• **THE REQUEST**
In the material below, find how many lines contain the string "JSON". Write only that number.

• **RECORDS SUPPLIED**
# # #

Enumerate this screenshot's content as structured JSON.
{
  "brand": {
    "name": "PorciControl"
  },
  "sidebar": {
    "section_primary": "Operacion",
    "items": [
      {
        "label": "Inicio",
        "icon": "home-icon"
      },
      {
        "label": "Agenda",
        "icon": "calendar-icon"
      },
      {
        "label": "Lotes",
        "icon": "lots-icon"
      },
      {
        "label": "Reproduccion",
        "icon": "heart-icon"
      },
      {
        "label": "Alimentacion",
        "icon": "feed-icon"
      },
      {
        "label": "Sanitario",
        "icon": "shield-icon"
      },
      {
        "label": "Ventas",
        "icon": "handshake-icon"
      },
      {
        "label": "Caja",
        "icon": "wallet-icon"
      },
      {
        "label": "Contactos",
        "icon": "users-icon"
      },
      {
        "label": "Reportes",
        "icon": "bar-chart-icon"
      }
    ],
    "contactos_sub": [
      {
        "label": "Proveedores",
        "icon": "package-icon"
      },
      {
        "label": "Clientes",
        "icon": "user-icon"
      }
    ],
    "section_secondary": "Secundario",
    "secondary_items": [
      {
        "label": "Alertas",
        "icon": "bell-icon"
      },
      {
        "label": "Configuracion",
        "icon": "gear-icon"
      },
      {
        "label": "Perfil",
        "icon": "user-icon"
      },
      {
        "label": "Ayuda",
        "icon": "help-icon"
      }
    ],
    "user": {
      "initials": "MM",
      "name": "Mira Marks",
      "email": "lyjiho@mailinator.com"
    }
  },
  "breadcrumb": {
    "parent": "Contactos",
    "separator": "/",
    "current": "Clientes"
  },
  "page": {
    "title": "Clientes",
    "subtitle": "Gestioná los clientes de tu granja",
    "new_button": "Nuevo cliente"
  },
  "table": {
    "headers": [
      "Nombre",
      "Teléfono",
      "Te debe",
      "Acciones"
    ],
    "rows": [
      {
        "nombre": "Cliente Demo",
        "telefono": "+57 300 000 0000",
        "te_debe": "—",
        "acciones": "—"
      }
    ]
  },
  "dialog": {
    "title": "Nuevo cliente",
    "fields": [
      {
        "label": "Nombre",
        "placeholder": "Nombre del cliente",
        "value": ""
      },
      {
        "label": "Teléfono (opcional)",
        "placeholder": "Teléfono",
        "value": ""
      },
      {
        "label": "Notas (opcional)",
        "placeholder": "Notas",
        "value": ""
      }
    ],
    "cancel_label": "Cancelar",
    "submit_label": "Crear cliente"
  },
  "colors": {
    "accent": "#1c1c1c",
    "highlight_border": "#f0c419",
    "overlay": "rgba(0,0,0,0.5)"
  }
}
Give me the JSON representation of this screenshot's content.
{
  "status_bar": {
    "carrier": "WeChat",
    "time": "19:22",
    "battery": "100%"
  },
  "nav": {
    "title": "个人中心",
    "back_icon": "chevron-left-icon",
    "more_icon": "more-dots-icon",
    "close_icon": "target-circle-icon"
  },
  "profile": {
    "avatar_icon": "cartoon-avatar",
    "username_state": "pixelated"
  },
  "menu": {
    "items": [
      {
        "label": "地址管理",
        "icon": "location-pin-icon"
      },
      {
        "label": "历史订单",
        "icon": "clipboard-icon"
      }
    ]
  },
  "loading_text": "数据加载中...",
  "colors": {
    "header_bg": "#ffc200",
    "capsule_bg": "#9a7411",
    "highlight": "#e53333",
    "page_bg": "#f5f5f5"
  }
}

# # #

• **THE RESULT**
2